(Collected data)
%%

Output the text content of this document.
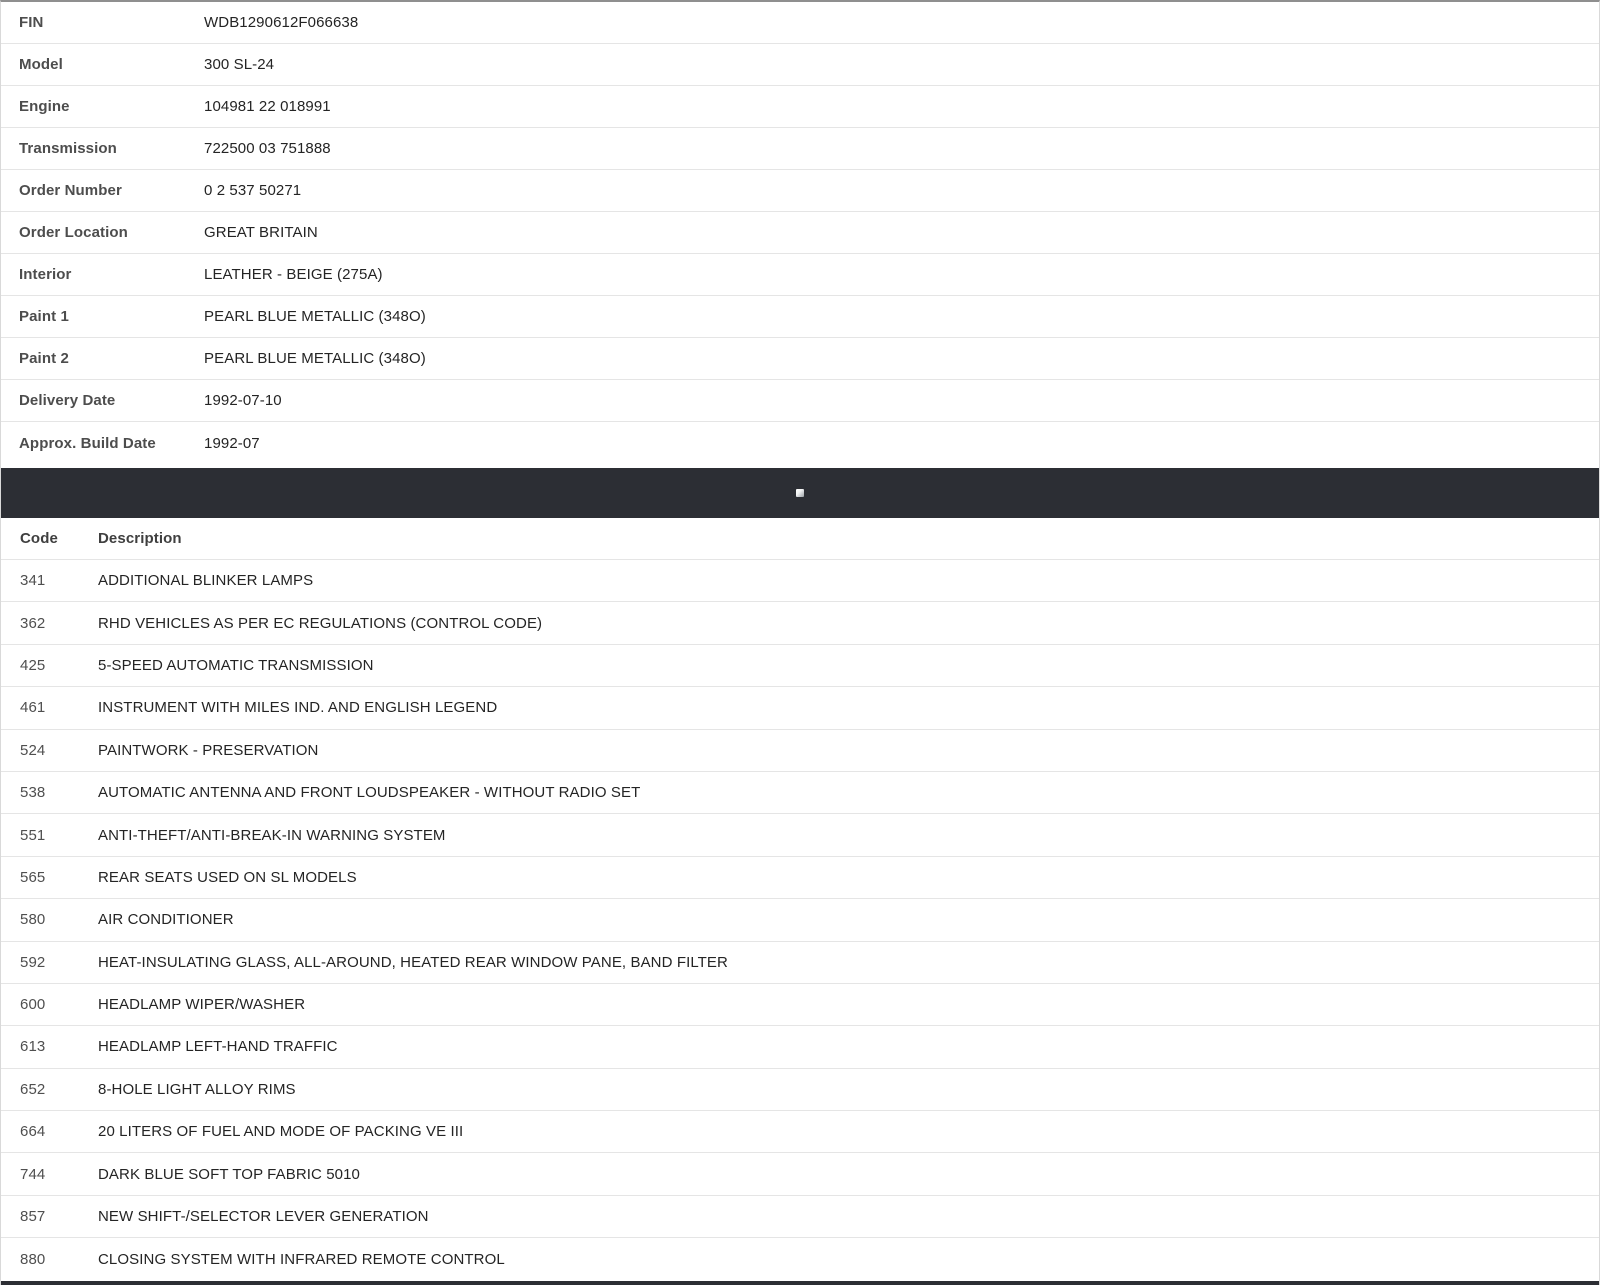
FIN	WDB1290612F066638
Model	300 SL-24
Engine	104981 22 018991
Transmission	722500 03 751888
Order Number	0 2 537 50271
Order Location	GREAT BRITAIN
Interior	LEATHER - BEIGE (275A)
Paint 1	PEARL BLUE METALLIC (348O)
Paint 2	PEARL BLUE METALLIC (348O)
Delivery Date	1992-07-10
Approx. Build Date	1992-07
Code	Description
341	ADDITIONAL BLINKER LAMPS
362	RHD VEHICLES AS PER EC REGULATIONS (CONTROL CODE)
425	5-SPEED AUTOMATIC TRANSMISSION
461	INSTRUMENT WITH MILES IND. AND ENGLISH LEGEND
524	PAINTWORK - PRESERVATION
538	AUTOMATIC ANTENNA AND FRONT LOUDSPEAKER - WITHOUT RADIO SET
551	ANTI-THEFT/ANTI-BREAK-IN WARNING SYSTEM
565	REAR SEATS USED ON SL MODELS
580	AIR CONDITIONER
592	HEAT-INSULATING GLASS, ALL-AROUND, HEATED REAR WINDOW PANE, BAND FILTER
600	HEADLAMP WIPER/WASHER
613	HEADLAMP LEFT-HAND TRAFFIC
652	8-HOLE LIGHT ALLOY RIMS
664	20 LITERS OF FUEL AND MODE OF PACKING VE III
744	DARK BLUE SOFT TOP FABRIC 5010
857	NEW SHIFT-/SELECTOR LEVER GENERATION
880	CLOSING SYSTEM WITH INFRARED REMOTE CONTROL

%%

◆ EXERCISE ◆
Copy each line of the listing that includes "Order".

◆ ANSWER TO THIS PROBLEM ◆
Order Number	0 2 537 50271
Order Location	GREAT BRITAIN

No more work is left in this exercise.